### What is needed
Filter the records below for the word "DDERWEN". Copy each line that holds it.

>> start Data for the task

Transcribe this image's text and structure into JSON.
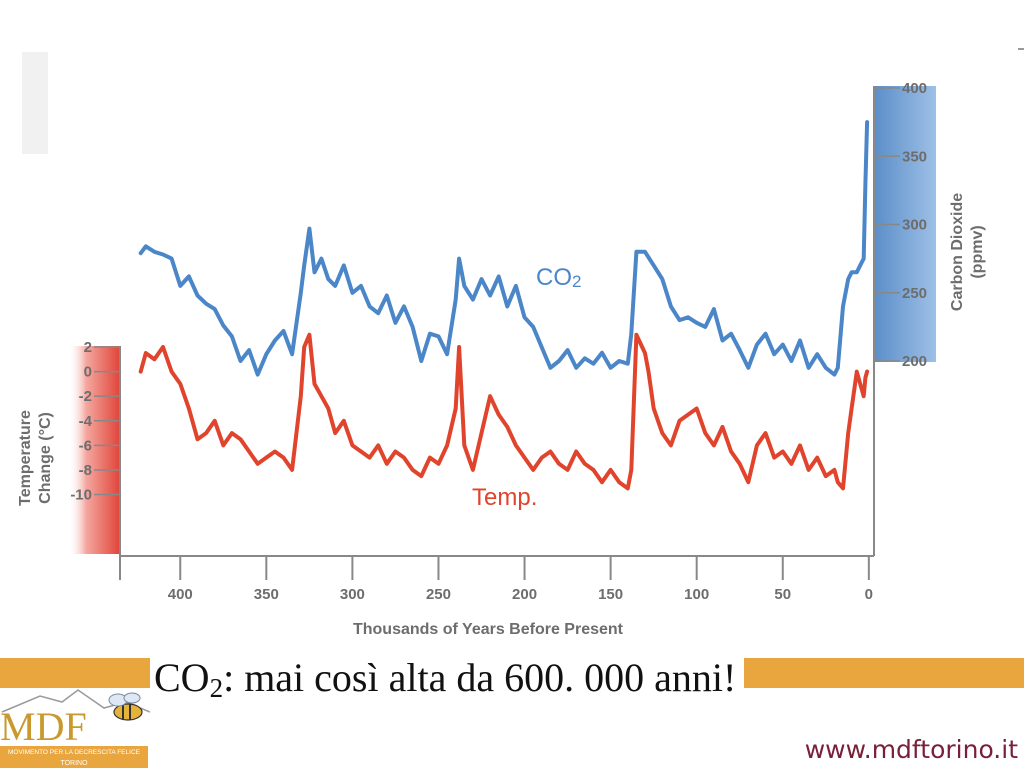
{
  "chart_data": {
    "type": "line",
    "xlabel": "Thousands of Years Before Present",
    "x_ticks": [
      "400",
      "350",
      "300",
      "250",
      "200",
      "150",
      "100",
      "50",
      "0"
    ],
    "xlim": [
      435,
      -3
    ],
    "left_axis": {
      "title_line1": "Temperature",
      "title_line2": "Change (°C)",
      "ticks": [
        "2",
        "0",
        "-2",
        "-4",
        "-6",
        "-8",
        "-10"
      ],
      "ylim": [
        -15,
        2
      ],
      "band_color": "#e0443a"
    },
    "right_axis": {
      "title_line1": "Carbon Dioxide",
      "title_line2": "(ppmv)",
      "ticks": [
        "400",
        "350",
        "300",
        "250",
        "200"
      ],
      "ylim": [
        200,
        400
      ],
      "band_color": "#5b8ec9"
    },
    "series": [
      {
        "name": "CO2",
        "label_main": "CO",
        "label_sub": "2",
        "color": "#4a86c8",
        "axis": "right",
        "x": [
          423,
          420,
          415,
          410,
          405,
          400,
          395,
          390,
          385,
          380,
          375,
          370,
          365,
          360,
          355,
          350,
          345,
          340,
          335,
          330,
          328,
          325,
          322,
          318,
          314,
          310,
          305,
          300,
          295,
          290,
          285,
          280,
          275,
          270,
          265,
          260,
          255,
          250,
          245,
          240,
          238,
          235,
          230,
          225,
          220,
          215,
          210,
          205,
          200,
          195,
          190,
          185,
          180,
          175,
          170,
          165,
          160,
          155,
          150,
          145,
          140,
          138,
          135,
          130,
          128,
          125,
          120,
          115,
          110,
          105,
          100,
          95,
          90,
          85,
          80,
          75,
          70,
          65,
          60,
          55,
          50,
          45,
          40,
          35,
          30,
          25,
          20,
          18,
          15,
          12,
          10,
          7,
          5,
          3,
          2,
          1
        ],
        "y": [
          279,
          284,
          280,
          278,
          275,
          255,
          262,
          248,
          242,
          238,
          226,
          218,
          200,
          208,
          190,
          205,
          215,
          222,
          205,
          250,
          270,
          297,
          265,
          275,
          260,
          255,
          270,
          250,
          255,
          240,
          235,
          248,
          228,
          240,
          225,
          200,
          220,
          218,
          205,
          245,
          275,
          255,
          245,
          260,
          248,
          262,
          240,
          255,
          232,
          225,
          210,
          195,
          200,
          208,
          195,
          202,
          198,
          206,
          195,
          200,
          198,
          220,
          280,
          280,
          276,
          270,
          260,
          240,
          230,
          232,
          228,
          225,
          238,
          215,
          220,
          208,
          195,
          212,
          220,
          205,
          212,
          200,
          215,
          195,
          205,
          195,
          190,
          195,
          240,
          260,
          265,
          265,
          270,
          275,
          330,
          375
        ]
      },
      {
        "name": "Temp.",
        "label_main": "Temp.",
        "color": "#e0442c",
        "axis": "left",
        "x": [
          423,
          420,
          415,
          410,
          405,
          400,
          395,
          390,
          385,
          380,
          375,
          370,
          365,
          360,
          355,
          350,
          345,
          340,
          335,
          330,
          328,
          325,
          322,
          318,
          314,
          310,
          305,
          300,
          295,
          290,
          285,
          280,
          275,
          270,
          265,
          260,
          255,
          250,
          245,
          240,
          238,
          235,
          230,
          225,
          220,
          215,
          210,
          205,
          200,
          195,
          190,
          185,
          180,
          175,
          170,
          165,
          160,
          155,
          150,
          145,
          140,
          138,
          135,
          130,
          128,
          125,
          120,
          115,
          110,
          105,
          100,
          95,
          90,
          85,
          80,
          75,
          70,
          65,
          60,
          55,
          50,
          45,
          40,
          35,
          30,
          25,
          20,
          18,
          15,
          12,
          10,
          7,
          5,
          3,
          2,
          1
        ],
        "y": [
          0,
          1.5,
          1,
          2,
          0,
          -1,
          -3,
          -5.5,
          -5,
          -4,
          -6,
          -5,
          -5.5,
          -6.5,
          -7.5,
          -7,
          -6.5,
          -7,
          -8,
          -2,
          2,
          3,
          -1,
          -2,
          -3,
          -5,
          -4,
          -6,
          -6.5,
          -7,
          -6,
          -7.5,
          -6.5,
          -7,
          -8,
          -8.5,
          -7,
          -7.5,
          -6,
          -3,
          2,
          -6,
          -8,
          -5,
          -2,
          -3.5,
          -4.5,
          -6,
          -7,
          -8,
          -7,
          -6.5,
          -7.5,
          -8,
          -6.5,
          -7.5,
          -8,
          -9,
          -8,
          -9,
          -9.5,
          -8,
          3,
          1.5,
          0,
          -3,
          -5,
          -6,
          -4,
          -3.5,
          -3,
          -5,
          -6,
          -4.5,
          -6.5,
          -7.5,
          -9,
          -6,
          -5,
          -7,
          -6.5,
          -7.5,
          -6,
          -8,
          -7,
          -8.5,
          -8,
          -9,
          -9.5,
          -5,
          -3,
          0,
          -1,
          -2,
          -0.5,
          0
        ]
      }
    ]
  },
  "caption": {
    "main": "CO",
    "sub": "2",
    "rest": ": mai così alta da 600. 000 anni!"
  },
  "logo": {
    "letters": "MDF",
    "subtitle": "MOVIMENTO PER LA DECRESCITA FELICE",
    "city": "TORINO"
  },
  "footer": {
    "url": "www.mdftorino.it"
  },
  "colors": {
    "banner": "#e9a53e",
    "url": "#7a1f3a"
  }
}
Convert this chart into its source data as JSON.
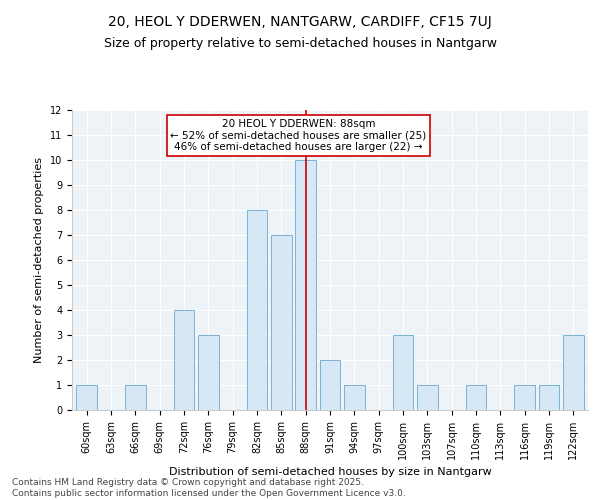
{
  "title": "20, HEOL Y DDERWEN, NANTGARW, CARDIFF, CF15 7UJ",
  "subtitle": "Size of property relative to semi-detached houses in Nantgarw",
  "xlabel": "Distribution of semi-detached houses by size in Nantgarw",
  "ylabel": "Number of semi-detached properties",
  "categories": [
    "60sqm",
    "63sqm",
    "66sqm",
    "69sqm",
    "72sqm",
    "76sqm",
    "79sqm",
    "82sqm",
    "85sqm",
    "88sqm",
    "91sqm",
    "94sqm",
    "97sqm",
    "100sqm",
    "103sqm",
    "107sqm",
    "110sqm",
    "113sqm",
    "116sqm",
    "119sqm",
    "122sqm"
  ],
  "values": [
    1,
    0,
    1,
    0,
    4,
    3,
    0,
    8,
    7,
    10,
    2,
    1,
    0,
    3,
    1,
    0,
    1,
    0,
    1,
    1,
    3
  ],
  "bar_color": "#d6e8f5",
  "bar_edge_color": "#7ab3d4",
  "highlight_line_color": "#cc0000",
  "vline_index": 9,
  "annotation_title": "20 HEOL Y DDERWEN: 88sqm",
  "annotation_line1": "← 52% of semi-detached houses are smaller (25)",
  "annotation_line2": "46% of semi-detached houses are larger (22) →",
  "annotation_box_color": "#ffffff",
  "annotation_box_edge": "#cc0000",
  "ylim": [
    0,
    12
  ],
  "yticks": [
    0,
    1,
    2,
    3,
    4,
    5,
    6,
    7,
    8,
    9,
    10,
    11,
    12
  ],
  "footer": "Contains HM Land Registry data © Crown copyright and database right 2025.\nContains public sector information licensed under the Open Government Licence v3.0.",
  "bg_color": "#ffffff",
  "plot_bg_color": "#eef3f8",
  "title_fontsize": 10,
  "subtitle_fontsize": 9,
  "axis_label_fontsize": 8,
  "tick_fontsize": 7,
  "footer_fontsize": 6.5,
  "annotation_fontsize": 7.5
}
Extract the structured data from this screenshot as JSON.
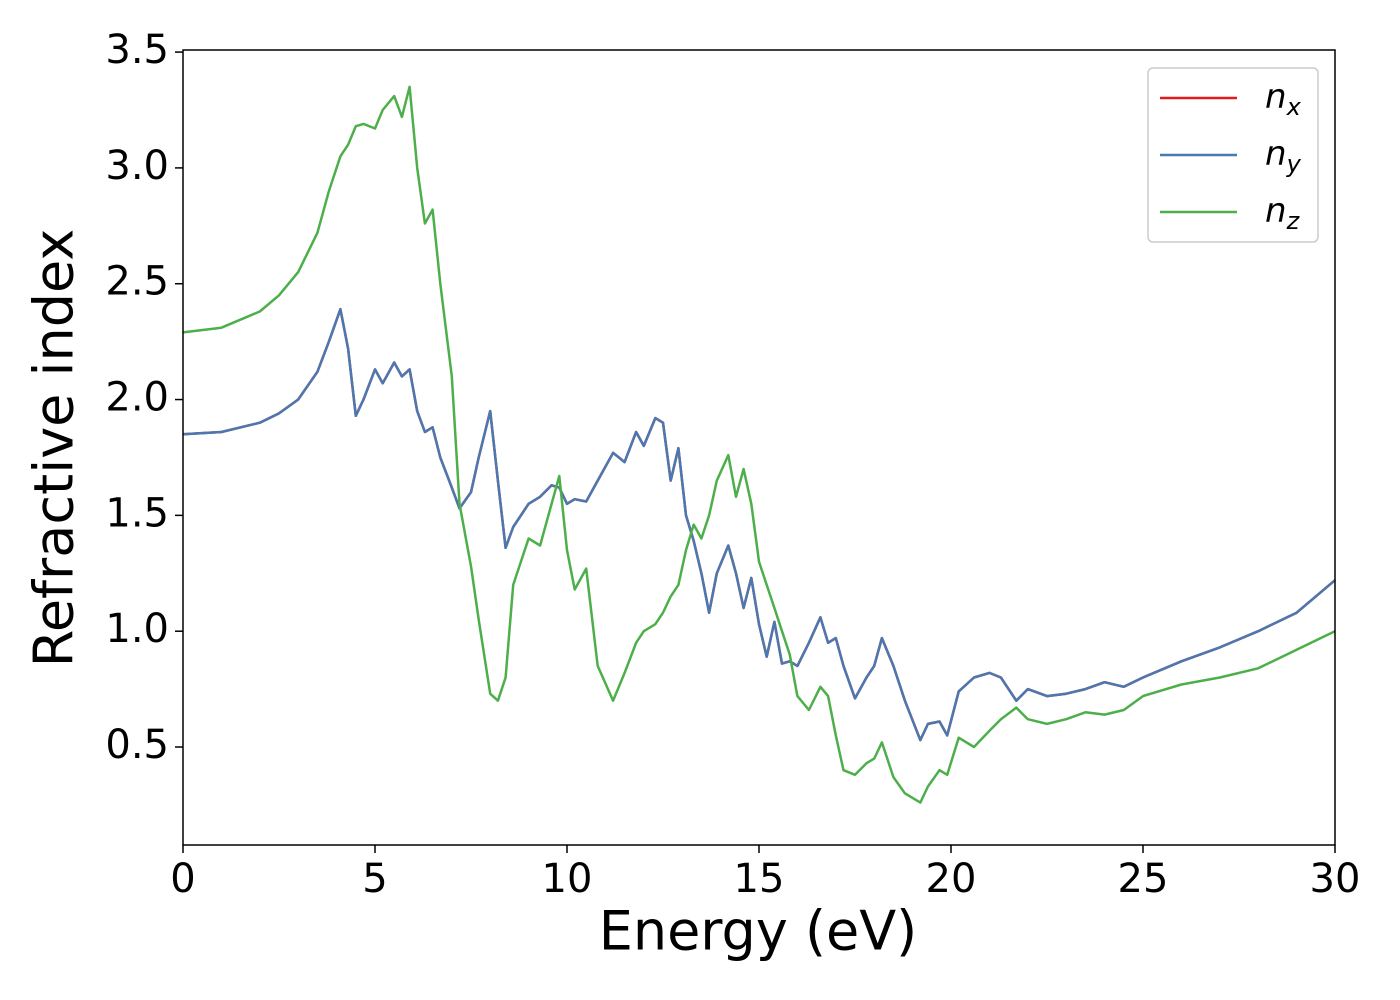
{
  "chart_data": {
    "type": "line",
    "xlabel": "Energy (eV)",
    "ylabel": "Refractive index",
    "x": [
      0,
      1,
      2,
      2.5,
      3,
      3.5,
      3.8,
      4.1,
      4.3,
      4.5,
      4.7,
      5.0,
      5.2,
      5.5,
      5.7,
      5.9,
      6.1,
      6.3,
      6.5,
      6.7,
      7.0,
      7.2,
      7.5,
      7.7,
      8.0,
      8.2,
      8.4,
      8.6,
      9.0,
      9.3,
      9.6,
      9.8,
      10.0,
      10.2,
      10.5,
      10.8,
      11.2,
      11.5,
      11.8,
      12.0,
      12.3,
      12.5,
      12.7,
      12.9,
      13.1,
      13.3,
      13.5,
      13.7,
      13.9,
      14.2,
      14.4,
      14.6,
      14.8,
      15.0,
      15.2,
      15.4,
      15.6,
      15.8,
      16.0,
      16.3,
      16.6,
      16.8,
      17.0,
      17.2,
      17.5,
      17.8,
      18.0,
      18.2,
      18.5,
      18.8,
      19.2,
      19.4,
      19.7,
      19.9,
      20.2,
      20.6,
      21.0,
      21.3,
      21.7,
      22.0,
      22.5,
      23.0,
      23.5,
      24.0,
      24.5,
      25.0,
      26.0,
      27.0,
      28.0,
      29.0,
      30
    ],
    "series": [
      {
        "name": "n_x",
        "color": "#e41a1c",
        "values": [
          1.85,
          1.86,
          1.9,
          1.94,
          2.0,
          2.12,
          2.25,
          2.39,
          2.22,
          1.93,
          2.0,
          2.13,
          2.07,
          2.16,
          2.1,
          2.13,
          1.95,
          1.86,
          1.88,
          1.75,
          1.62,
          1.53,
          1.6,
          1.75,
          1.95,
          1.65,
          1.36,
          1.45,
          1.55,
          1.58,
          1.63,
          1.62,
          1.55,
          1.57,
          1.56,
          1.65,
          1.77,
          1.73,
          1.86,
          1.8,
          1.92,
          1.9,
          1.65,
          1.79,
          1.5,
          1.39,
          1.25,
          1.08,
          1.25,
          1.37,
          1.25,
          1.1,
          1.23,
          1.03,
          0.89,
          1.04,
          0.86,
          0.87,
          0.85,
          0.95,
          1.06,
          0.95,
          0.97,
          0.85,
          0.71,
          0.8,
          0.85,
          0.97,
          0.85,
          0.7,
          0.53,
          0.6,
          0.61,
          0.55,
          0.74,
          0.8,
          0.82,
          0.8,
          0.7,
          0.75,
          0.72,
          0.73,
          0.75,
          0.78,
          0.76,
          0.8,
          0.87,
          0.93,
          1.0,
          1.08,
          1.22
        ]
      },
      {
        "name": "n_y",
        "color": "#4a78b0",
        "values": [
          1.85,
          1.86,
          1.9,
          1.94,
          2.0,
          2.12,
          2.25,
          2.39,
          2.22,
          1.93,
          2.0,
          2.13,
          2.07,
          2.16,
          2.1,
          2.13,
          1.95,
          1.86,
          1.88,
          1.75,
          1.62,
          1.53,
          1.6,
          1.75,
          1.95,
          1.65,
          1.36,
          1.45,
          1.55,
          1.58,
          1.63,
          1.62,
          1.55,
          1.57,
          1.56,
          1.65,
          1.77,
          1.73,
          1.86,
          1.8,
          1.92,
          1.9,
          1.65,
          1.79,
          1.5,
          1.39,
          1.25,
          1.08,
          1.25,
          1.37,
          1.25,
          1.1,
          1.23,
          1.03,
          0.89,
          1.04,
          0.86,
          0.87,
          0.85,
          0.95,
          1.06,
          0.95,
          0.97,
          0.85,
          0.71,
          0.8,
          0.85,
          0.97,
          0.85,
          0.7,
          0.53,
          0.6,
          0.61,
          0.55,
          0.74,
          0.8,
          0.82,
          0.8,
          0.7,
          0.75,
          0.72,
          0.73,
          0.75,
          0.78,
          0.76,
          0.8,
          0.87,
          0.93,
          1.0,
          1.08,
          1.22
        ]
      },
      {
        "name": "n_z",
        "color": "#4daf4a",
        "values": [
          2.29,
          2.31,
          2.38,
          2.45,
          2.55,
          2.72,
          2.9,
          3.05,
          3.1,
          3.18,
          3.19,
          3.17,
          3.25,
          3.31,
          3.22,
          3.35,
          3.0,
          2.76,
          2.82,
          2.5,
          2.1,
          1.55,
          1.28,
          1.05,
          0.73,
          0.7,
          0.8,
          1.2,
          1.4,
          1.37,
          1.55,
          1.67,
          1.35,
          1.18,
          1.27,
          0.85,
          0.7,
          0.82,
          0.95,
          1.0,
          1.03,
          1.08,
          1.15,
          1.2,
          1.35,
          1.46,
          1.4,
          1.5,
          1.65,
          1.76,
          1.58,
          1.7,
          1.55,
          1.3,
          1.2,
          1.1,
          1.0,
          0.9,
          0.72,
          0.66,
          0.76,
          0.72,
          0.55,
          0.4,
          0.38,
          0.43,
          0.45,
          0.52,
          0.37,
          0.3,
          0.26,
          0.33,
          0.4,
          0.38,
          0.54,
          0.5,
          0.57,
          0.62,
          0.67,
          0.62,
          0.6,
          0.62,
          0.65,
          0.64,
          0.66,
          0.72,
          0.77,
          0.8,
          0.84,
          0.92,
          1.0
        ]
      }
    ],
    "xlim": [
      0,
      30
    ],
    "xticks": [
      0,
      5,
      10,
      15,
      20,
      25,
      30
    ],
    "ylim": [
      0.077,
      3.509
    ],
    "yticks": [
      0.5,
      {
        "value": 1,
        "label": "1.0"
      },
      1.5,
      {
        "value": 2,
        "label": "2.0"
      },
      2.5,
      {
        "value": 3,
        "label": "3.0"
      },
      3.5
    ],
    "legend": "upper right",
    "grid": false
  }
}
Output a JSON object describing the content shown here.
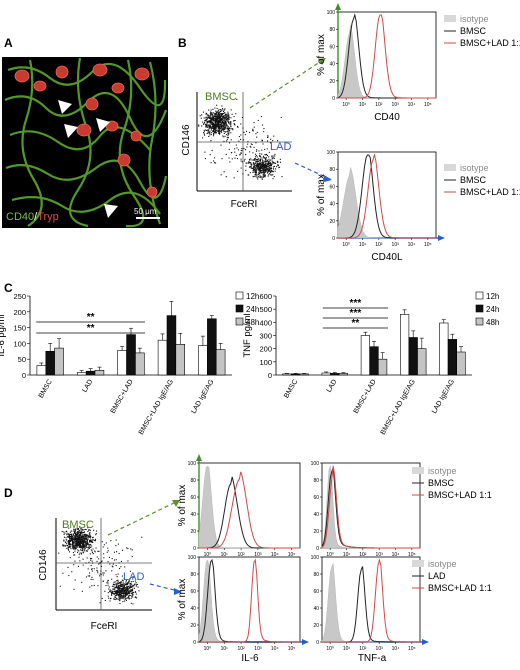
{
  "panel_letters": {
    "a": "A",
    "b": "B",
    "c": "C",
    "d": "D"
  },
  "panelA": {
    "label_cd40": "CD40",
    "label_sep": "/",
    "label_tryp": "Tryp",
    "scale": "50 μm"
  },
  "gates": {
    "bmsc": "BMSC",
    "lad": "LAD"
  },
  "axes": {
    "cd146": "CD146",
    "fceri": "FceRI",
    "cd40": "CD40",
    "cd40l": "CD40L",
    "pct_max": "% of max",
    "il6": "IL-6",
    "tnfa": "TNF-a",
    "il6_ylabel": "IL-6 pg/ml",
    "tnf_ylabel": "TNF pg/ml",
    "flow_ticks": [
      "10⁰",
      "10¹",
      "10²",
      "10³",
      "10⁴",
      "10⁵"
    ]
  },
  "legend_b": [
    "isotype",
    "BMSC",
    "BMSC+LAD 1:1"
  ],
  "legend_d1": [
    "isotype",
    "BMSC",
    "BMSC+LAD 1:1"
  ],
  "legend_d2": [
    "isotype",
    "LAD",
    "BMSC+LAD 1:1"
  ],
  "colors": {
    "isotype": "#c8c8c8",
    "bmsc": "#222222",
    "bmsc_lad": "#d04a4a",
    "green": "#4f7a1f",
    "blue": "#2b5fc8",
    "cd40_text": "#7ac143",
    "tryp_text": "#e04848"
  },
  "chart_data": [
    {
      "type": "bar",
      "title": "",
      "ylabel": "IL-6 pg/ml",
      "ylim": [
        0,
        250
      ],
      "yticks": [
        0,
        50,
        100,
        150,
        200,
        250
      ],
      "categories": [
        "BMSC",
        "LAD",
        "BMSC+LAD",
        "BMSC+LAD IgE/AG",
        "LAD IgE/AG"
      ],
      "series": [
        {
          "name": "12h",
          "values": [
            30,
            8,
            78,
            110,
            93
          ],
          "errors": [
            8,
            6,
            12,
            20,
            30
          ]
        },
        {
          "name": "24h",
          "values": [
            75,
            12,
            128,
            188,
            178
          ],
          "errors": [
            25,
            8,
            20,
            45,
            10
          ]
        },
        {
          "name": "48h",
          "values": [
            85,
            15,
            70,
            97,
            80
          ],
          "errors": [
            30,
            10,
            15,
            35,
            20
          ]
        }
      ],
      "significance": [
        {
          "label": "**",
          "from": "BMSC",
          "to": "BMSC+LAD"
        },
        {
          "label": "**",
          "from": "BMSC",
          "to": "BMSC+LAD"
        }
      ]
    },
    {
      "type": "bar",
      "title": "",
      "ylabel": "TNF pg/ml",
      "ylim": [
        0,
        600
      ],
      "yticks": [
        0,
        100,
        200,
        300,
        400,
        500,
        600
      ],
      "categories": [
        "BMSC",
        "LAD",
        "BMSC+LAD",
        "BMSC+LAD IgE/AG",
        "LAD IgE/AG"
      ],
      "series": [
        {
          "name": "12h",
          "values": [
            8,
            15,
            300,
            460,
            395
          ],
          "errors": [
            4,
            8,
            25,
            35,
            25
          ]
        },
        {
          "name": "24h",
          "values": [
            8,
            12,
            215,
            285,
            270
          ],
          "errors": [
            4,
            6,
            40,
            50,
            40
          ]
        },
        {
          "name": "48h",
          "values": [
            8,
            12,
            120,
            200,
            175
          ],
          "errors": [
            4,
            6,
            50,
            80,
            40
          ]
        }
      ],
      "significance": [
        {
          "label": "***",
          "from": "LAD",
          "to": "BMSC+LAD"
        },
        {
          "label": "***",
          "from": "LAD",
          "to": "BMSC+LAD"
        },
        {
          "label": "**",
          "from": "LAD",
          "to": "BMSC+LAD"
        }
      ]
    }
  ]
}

>> end Data for the task

### Full response
  "title": "20, HEOL Y DDERWEN, NANTGARW, CARDIFF, CF15 7UJ",
  "annotation_title": "20 HEOL Y DDERWEN: 88sqm",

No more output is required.